* BEGIN MATERIAL TO PROCESS *

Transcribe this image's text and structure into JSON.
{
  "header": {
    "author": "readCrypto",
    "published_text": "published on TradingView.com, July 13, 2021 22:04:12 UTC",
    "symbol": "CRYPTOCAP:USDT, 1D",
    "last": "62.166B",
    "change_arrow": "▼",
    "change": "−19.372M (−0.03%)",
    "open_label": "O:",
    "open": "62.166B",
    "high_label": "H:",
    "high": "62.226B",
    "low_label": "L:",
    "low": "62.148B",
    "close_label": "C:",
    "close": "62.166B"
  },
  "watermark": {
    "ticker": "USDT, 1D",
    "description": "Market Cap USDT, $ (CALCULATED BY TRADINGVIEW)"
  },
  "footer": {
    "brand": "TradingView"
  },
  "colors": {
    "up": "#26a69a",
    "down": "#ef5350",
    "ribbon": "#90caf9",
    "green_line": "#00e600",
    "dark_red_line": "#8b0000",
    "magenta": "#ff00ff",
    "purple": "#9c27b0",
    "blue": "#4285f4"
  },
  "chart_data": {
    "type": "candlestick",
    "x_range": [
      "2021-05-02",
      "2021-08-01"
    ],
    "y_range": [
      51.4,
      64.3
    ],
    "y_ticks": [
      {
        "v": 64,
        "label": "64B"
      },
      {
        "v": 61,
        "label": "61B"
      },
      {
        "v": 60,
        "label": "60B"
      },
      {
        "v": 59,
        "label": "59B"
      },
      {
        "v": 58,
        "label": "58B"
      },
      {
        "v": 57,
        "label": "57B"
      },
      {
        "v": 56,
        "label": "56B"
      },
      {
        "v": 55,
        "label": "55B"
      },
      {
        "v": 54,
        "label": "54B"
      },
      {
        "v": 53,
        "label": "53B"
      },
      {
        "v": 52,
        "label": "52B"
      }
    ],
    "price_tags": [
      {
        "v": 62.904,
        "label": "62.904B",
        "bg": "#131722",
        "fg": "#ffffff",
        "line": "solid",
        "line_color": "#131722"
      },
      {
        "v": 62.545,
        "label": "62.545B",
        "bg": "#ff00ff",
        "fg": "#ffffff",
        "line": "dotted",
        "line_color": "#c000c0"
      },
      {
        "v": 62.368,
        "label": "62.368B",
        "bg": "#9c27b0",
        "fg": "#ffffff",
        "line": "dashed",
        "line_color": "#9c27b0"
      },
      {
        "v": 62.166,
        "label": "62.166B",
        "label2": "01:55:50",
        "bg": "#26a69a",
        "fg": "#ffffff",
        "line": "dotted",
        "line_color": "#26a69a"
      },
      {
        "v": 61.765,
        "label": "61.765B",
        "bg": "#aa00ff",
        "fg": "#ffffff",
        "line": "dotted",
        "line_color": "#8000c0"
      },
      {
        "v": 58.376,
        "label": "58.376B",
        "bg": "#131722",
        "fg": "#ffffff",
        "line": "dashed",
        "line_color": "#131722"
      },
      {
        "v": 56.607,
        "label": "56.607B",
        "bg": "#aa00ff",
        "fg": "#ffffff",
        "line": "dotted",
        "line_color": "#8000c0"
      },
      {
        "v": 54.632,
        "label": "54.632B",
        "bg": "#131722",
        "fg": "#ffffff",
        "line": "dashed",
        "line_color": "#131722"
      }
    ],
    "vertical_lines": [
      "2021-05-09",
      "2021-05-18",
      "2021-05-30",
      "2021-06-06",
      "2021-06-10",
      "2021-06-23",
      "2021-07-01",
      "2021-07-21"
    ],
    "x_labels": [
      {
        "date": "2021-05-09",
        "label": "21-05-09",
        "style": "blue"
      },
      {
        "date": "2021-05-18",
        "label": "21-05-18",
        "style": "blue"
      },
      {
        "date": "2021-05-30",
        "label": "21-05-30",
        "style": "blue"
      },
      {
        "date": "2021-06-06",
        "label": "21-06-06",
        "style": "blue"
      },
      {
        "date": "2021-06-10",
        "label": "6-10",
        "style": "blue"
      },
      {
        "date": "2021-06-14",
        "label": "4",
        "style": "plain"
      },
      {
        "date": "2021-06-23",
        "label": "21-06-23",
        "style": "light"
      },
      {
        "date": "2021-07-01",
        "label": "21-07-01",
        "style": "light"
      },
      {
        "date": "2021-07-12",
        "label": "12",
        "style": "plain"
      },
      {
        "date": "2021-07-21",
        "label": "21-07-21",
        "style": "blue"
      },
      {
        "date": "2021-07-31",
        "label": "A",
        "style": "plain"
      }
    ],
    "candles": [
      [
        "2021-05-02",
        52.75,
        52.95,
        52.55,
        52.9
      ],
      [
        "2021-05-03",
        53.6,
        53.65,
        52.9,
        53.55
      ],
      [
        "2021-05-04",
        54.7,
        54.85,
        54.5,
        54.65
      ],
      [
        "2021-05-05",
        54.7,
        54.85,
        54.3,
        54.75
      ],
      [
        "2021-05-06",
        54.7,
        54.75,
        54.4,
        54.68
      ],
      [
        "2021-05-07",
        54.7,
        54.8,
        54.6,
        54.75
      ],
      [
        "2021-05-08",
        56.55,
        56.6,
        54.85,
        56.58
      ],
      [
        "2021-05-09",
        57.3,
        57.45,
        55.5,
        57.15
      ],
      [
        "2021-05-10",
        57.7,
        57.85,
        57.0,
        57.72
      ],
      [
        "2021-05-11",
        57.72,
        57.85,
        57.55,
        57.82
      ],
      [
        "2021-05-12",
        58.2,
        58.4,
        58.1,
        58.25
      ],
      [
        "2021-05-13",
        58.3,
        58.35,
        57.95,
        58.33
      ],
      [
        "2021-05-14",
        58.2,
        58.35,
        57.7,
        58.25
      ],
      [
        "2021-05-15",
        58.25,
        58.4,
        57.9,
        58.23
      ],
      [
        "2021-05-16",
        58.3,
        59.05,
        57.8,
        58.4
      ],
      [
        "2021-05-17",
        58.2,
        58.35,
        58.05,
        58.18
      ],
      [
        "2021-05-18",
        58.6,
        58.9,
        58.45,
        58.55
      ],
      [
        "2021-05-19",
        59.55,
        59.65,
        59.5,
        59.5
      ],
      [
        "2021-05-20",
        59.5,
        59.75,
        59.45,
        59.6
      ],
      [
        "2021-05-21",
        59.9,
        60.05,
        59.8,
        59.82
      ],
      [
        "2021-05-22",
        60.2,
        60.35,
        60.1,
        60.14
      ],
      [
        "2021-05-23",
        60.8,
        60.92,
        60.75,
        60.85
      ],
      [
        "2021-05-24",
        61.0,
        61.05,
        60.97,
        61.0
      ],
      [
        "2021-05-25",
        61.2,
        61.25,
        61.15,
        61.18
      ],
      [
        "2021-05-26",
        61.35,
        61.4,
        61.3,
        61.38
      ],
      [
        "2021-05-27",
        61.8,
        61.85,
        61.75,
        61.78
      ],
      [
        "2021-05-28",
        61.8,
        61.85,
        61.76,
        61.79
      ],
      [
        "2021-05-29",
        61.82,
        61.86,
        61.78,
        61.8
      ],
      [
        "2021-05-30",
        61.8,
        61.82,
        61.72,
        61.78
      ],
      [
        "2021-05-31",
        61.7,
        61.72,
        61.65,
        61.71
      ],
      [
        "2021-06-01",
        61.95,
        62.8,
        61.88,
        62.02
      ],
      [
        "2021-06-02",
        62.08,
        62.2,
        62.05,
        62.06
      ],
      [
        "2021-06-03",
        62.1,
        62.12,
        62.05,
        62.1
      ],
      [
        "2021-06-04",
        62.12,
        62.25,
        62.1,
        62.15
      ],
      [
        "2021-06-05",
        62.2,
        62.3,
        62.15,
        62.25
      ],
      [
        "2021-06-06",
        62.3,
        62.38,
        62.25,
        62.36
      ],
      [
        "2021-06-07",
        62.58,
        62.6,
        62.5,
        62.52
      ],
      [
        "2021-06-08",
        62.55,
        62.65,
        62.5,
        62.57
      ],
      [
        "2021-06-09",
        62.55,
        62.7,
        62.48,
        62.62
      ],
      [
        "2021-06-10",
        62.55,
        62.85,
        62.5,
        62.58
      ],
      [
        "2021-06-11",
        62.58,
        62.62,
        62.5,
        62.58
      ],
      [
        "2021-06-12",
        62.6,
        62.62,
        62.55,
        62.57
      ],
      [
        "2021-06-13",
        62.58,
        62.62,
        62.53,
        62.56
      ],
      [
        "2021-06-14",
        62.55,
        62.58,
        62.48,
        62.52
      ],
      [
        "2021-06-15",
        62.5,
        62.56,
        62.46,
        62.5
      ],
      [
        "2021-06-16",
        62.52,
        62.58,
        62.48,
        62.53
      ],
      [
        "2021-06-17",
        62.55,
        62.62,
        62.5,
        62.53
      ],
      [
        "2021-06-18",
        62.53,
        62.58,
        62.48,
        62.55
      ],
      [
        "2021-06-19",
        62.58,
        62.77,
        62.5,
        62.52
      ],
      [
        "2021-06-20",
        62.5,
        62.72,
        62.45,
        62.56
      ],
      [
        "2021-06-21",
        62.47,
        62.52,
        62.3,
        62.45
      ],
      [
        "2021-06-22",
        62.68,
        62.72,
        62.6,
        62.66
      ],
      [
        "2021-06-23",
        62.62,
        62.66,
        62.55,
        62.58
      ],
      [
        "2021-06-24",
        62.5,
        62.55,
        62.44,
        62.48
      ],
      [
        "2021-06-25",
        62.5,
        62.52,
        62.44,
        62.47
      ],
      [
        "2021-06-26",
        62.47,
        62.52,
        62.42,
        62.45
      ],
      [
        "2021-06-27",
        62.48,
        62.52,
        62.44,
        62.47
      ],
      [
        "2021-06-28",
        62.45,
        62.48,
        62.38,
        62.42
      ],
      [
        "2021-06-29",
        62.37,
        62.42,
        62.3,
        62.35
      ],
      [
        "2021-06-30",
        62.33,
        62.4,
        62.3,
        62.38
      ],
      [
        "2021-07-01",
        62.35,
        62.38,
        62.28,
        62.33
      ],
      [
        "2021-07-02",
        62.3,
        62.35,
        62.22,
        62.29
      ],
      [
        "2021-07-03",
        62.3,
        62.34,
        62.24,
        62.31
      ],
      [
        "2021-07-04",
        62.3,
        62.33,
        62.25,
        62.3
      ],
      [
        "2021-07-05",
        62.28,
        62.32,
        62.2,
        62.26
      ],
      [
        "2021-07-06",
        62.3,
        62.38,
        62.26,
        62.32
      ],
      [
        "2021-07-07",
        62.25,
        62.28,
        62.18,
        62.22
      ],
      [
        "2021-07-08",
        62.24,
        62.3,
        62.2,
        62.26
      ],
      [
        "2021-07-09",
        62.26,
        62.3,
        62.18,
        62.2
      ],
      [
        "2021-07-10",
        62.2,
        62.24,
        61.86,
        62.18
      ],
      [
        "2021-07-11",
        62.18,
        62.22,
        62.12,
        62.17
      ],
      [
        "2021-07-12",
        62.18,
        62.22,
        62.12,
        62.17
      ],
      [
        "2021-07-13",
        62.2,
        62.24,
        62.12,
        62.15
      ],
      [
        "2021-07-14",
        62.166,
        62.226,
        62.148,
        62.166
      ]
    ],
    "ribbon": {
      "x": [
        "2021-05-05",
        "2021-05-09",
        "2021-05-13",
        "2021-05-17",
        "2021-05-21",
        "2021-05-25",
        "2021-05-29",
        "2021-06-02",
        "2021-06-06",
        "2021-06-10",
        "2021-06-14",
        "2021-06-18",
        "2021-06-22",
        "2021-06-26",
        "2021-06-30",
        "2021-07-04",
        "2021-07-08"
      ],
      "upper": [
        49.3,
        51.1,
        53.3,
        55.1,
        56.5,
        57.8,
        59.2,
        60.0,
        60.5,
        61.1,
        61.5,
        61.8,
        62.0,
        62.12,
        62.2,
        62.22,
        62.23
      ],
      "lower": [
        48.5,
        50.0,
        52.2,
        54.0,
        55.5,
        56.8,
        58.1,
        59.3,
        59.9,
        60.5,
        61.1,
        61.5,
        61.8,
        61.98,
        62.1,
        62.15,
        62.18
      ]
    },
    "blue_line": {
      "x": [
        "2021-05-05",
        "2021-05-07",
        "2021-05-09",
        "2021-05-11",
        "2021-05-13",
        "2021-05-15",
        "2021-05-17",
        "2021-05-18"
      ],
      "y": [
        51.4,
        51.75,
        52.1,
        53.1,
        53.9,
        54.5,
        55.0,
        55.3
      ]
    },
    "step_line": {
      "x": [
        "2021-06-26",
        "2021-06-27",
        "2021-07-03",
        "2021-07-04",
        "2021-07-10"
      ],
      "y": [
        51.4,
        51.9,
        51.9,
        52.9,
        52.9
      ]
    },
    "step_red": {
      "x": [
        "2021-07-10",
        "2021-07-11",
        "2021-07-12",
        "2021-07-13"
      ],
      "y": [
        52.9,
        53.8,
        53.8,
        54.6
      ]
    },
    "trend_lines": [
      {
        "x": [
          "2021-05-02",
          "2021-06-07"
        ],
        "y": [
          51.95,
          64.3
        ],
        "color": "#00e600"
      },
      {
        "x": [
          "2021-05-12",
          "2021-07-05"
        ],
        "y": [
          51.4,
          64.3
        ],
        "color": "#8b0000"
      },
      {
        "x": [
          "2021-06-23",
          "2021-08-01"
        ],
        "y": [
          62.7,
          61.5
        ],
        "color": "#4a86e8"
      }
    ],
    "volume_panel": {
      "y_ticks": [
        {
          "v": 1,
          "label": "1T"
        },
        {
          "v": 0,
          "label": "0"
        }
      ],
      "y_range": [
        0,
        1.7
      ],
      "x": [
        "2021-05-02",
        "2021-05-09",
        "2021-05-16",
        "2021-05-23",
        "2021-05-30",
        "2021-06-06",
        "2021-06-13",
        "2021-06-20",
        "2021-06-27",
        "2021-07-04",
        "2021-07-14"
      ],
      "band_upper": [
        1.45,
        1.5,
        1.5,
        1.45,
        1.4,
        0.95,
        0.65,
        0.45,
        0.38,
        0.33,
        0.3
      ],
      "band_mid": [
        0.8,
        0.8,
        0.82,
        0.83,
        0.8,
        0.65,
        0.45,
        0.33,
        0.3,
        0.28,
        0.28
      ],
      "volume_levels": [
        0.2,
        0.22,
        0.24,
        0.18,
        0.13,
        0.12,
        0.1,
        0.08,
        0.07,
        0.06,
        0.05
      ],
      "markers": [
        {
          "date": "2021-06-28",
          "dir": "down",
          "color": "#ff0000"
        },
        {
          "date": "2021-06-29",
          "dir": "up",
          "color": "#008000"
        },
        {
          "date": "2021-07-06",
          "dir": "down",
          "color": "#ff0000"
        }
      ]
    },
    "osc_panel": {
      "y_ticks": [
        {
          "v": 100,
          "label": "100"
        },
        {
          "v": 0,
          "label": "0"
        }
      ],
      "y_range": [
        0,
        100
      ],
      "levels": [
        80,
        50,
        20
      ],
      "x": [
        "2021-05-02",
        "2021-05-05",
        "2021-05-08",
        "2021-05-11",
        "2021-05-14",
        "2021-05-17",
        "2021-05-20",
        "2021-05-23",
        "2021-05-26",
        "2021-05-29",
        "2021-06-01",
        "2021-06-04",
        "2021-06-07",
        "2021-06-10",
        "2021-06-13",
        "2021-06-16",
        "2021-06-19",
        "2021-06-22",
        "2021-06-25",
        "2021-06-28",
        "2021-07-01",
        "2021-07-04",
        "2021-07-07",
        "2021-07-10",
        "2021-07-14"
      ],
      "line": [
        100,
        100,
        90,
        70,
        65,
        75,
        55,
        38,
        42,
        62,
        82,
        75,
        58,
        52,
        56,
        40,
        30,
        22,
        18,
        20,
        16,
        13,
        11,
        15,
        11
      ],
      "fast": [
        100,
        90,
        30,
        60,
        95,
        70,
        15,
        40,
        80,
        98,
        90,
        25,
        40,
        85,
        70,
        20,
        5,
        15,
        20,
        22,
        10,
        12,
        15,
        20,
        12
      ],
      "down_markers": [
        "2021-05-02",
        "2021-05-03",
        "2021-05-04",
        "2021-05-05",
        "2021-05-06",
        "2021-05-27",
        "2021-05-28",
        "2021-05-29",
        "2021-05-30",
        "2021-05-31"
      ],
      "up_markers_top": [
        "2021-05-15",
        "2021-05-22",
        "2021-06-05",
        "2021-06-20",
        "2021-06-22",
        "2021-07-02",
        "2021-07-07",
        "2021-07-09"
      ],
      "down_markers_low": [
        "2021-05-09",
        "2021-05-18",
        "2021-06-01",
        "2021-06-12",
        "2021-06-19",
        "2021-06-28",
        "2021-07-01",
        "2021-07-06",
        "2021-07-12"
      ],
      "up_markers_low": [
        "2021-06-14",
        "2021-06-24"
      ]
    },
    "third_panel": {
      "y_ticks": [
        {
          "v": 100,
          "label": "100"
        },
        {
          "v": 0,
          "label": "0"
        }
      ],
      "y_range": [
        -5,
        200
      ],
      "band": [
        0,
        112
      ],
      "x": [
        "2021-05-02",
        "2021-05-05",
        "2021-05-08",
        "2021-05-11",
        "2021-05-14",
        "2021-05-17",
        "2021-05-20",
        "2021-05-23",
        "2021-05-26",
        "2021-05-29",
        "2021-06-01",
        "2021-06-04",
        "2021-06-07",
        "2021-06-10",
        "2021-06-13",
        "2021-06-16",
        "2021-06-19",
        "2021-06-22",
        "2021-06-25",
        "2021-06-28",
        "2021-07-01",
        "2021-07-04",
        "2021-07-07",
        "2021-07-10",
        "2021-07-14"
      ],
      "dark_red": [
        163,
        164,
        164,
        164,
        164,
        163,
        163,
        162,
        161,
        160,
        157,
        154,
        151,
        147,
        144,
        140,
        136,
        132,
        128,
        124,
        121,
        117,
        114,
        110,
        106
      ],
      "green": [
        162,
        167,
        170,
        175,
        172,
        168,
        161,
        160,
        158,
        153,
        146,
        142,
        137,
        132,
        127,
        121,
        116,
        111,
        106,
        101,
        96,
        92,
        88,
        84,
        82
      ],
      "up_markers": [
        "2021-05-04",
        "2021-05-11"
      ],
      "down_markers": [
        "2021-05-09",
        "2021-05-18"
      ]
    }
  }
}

* END MATERIAL TO PROCESS *
* BEGIN MATERIAL TO PROCESS *

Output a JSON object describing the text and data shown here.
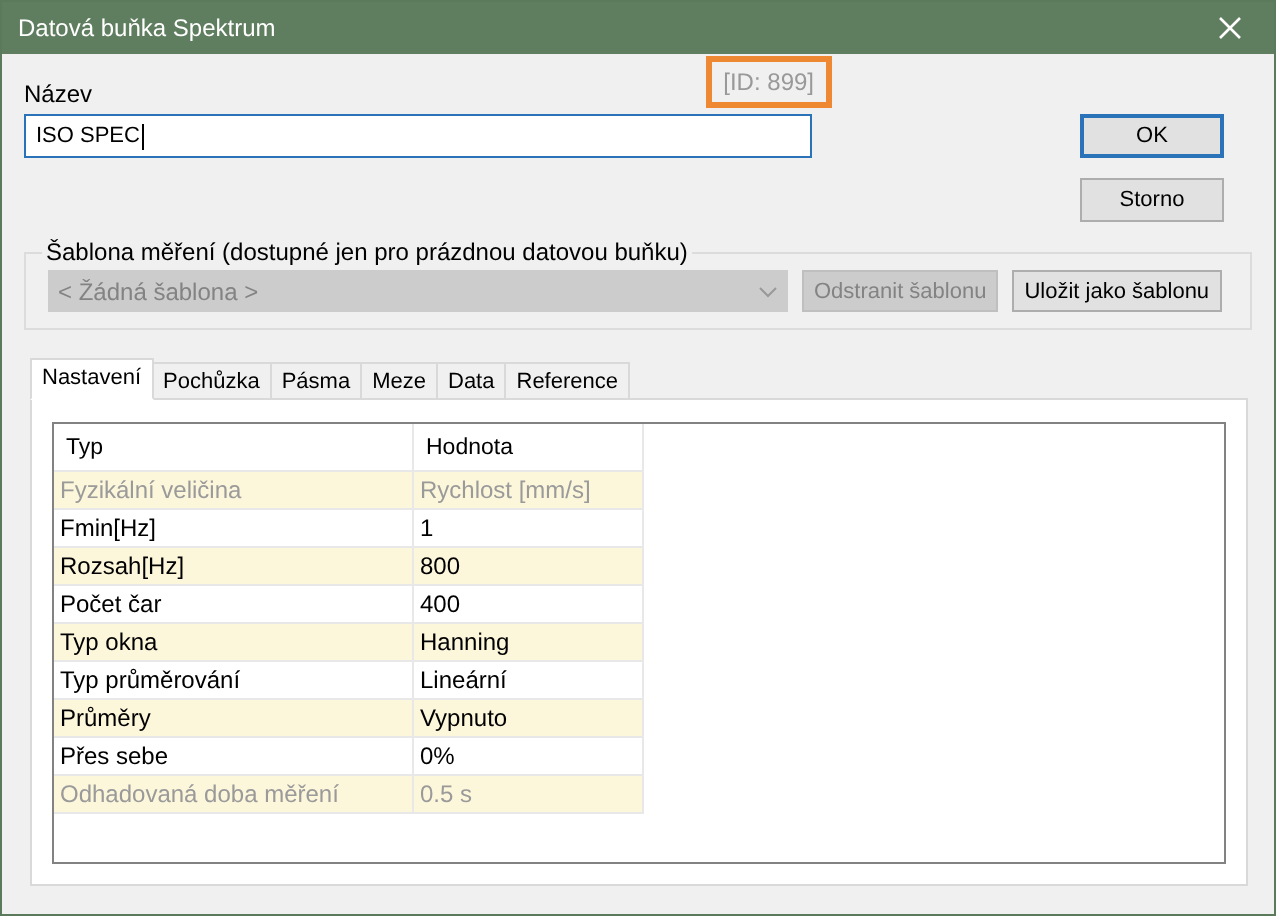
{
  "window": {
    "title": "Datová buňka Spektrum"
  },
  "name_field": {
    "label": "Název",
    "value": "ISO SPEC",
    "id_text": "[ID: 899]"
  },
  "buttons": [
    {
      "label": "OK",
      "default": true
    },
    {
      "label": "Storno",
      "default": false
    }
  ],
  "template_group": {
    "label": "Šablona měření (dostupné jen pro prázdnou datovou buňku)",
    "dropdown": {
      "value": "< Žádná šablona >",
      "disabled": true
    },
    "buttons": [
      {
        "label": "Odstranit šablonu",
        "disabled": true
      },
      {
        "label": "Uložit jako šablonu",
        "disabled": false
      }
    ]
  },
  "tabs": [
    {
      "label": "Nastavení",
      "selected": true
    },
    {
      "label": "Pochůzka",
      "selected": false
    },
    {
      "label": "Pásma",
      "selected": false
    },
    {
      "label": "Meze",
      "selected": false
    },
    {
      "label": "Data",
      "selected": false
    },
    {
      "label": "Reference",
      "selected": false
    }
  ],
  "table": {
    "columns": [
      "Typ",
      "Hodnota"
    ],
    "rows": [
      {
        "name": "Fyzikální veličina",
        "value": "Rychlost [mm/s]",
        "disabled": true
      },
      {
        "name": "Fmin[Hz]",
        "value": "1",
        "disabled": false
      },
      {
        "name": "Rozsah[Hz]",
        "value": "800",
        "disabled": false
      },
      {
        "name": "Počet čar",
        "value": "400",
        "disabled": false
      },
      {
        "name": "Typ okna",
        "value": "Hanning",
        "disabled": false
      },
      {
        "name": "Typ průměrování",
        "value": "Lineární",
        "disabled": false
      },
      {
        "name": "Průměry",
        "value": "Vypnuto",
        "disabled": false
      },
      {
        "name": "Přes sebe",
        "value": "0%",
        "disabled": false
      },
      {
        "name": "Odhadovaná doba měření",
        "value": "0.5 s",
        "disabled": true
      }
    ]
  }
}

* END MATERIAL TO PROCESS *
* BEGIN MATERIAL TO PROCESS *

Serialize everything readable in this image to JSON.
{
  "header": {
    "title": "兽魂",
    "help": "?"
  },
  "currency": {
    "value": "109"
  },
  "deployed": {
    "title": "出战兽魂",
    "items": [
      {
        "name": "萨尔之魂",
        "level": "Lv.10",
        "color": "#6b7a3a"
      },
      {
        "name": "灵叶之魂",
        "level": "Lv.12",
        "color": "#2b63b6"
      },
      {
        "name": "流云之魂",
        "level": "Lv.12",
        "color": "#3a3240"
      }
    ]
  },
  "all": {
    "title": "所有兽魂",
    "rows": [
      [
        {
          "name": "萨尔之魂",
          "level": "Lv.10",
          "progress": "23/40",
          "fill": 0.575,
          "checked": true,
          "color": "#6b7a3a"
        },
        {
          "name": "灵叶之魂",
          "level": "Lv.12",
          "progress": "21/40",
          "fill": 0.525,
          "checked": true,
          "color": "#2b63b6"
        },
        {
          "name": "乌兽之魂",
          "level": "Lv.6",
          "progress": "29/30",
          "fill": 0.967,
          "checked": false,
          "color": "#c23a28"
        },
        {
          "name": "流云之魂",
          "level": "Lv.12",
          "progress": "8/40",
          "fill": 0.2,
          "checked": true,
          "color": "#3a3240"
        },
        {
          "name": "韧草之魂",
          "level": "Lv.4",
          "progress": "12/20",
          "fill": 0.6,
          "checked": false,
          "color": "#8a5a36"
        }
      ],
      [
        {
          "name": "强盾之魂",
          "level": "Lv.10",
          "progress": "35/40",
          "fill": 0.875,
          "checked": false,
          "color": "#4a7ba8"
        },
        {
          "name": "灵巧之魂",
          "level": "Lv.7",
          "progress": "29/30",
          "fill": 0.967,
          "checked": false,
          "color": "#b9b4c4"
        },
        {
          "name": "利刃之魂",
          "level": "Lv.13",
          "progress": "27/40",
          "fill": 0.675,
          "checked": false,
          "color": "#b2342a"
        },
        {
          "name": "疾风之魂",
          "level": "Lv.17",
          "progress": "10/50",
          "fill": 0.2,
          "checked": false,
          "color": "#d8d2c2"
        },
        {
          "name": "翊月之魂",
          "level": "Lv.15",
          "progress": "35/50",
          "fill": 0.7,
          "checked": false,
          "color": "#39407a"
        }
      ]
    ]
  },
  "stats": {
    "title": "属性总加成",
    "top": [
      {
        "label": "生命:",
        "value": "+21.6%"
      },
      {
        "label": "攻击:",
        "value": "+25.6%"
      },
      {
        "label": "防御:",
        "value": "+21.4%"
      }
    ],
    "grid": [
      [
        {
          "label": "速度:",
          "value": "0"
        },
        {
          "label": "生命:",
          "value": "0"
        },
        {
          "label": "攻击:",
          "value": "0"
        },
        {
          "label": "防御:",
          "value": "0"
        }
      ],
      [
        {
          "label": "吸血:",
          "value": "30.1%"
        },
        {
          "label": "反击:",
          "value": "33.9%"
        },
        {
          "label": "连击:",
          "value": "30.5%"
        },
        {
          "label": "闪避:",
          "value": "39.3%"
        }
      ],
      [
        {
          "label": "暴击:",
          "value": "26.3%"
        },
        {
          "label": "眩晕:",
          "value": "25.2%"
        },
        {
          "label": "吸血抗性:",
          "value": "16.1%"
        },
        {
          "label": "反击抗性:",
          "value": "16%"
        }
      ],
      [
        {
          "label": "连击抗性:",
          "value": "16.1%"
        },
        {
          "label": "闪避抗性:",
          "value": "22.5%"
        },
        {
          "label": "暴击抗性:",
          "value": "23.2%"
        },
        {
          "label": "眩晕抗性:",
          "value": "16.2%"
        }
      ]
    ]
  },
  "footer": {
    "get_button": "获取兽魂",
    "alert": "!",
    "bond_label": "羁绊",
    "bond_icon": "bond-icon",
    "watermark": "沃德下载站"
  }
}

* END MATERIAL TO PROCESS *

TASK OBJECTIVE:
Track down all lines above with the string "šablonu" and copy them.

EXERCISE ANSWER:
        "label": "Odstranit šablonu",
        "label": "Uložit jako šablonu",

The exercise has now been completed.